"""
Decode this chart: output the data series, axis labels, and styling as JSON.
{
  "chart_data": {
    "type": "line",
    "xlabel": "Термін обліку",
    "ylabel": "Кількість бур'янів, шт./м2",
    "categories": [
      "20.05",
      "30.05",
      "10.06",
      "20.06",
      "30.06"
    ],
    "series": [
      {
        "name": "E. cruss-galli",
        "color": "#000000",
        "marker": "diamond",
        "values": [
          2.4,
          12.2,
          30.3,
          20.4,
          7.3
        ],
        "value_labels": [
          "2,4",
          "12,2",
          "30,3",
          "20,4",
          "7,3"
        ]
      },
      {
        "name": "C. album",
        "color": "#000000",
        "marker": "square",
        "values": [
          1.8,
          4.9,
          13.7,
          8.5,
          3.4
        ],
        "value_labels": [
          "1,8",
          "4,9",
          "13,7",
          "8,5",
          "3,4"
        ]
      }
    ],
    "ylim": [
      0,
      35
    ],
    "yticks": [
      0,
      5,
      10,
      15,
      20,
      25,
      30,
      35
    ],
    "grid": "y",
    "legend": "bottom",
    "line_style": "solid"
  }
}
"""
### WHAT NEEDS TO BE DONE
Would you write down every record again, exactly?

### RESULT BELOW
Decode this chart: output the data series, axis labels, and styling as JSON.
{
  "chart_data": {
    "type": "line",
    "xlabel": "Термін обліку",
    "ylabel": "Кількість бур'янів, шт./м2",
    "categories": [
      "20.05",
      "30.05",
      "10.06",
      "20.06",
      "30.06"
    ],
    "series": [
      {
        "name": "E. cruss-galli",
        "color": "#000000",
        "marker": "diamond",
        "values": [
          2.4,
          12.2,
          30.3,
          20.4,
          7.3
        ],
        "value_labels": [
          "2,4",
          "12,2",
          "30,3",
          "20,4",
          "7,3"
        ]
      },
      {
        "name": "C. album",
        "color": "#000000",
        "marker": "square",
        "values": [
          1.8,
          4.9,
          13.7,
          8.5,
          3.4
        ],
        "value_labels": [
          "1,8",
          "4,9",
          "13,7",
          "8,5",
          "3,4"
        ]
      }
    ],
    "ylim": [
      0,
      35
    ],
    "yticks": [
      0,
      5,
      10,
      15,
      20,
      25,
      30,
      35
    ],
    "grid": "y",
    "legend": "bottom",
    "line_style": "solid"
  }
}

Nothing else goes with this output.